EXERCISE MATERIAL >>

============================================================

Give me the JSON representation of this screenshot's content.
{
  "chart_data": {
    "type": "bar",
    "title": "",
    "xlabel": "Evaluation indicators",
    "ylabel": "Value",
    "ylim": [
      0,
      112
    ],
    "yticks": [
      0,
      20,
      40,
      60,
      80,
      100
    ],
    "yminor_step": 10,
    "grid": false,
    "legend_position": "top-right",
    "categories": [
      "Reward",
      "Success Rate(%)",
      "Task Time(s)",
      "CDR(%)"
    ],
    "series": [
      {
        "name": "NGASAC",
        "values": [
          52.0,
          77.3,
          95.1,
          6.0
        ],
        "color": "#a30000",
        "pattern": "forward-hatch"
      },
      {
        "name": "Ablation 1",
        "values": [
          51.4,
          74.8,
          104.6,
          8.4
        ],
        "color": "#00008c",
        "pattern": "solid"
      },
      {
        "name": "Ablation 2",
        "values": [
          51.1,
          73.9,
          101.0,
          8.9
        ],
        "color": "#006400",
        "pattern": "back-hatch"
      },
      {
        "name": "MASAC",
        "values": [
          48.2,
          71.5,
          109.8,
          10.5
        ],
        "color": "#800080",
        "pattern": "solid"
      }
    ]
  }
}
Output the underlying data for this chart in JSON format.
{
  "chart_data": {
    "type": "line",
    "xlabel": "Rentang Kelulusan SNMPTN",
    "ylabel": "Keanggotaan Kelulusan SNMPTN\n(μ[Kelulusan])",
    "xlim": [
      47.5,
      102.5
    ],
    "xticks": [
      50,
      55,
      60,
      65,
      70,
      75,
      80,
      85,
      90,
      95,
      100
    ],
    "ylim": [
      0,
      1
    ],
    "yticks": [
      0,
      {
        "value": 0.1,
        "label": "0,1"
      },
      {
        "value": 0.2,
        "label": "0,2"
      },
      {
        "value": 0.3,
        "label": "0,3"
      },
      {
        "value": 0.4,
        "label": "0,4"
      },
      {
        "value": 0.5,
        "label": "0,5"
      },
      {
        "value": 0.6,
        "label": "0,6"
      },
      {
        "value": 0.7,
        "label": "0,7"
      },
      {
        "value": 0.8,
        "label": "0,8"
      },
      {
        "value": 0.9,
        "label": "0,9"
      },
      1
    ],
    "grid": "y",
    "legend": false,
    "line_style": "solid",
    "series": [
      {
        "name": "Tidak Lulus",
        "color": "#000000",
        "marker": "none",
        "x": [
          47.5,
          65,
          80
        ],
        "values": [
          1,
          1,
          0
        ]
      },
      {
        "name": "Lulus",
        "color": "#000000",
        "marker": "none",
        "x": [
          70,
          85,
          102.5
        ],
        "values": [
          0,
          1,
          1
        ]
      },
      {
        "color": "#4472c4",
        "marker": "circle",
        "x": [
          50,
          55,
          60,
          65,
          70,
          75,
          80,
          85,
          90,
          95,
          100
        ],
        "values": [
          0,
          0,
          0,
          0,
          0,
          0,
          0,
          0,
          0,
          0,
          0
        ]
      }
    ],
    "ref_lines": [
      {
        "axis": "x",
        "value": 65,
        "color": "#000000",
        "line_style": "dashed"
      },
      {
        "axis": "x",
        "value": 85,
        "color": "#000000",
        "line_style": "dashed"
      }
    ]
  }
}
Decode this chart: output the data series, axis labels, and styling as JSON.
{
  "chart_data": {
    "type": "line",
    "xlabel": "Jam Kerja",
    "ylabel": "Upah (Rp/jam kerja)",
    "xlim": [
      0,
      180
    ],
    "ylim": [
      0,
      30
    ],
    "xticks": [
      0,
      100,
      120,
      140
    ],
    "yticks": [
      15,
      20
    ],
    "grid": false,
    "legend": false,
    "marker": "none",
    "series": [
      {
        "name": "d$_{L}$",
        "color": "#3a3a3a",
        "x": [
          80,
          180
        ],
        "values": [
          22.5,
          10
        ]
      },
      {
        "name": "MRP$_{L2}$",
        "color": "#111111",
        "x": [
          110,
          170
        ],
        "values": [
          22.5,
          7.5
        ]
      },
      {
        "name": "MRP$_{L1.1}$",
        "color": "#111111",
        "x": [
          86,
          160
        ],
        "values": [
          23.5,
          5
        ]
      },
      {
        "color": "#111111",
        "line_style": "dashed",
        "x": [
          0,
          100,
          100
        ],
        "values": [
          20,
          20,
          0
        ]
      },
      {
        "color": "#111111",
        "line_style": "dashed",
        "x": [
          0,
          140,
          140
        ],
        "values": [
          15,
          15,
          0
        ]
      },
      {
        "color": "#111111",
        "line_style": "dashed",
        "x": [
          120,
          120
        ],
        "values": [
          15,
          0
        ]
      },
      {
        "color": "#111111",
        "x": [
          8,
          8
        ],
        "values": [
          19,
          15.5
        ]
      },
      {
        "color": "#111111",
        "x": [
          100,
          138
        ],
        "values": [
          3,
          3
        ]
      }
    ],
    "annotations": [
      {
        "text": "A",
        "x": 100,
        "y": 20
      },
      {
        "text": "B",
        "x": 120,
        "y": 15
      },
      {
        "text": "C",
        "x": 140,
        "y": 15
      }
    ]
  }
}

============================================================

TASK TO CARRY OUT >>
Which lines contain "marker"? Copy each of them out.

FULL OUTPUT >>
        "marker": "none",
        "marker": "none",
        "marker": "circle",
    "marker": "none",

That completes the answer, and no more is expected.